#### [LISTED RECORDS]
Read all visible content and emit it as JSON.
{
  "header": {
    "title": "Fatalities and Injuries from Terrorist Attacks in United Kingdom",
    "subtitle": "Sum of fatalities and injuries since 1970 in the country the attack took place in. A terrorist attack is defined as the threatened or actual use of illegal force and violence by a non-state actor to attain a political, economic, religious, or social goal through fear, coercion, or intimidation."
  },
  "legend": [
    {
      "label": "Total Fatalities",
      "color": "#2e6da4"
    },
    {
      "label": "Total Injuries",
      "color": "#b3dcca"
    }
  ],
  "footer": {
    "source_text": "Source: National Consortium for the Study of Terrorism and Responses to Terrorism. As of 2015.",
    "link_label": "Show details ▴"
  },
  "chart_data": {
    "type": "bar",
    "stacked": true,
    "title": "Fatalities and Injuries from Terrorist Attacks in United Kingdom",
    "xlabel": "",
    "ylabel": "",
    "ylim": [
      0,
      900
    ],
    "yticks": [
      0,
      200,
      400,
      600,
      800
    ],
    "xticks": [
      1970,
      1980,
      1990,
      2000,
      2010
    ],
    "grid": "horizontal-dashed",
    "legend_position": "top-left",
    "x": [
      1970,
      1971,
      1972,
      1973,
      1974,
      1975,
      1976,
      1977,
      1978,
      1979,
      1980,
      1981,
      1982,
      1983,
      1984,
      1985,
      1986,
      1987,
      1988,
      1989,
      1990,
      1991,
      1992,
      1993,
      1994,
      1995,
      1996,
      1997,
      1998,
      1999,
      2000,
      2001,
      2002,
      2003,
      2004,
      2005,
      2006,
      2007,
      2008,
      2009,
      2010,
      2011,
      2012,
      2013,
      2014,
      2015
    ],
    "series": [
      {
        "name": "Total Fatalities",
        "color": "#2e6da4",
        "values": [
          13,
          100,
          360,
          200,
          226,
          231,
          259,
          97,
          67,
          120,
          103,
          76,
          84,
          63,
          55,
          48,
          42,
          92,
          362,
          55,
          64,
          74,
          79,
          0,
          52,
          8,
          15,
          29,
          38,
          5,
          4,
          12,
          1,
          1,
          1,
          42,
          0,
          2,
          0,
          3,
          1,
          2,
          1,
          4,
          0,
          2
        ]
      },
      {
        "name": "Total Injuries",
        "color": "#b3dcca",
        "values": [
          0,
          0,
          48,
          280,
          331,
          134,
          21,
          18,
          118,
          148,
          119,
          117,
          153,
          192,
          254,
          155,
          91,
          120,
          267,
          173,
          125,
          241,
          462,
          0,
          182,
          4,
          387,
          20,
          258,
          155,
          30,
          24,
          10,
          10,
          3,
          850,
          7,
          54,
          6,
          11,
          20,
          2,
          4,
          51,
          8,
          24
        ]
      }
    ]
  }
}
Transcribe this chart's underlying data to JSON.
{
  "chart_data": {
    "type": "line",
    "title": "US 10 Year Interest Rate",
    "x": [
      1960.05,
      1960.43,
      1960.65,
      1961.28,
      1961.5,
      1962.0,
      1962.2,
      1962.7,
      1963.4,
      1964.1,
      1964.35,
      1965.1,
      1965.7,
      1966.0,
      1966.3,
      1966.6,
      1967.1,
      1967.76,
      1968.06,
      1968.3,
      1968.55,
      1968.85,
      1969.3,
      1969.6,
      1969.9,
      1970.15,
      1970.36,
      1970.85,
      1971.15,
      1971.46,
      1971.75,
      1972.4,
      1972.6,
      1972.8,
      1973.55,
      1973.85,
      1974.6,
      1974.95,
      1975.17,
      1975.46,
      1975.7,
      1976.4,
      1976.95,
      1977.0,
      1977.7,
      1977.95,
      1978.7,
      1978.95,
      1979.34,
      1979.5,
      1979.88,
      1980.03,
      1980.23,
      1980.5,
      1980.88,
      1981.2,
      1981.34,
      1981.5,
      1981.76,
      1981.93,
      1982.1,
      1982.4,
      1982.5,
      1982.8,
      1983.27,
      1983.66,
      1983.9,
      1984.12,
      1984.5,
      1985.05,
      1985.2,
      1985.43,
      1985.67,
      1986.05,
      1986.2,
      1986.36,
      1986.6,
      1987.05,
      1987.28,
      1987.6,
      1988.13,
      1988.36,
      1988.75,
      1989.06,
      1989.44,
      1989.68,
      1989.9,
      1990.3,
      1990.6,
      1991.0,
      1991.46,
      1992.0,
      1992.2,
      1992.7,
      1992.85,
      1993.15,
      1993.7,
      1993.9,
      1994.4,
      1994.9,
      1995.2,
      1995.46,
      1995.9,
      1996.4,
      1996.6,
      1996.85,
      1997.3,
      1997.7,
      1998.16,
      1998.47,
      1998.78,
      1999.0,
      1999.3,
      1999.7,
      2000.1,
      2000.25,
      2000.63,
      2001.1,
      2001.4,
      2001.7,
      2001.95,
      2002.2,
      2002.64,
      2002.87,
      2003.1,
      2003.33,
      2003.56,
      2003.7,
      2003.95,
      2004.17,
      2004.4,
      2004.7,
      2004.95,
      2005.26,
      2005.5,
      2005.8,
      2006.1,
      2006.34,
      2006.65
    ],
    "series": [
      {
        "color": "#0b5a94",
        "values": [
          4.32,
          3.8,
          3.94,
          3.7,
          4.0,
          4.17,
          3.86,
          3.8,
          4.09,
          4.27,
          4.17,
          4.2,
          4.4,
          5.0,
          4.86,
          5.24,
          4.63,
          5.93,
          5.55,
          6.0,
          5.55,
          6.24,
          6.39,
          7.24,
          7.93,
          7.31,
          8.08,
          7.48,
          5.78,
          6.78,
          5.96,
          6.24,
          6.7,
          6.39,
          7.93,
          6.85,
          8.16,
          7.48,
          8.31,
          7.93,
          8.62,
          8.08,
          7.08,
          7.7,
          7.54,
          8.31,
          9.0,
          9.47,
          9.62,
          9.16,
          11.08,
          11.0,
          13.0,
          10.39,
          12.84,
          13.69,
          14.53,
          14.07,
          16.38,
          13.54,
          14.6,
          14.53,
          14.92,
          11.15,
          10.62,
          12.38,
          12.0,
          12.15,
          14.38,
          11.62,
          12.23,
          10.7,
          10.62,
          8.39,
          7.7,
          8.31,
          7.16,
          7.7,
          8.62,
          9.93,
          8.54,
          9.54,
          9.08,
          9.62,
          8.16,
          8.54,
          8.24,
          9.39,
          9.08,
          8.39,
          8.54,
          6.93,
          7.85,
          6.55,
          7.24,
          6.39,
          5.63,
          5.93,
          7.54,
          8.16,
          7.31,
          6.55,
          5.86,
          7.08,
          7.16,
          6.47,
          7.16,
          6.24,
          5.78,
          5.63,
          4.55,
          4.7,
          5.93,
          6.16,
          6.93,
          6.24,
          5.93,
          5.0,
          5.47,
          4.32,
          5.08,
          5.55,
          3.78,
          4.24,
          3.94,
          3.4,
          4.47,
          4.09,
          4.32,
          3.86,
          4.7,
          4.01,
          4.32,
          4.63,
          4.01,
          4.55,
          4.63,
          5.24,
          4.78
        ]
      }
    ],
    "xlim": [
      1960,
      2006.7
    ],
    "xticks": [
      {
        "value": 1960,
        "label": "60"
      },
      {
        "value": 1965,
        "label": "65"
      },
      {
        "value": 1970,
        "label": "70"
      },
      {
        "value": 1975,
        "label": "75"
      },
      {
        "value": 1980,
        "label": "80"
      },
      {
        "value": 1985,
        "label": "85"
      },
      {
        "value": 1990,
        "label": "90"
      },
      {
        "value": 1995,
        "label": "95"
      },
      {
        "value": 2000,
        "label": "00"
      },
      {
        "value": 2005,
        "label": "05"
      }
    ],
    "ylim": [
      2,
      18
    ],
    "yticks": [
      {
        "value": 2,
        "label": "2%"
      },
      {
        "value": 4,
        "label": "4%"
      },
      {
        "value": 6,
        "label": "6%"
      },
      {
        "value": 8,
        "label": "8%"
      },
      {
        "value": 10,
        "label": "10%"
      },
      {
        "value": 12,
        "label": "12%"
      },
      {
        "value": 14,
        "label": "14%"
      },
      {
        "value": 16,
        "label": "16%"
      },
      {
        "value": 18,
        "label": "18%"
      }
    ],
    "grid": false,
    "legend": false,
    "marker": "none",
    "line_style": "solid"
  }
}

#### [GIVEN TASK]
Of the lines in the data above, how many contain the word "Total"? Give only that figure.

#### [EXPECTED ANSWER]
4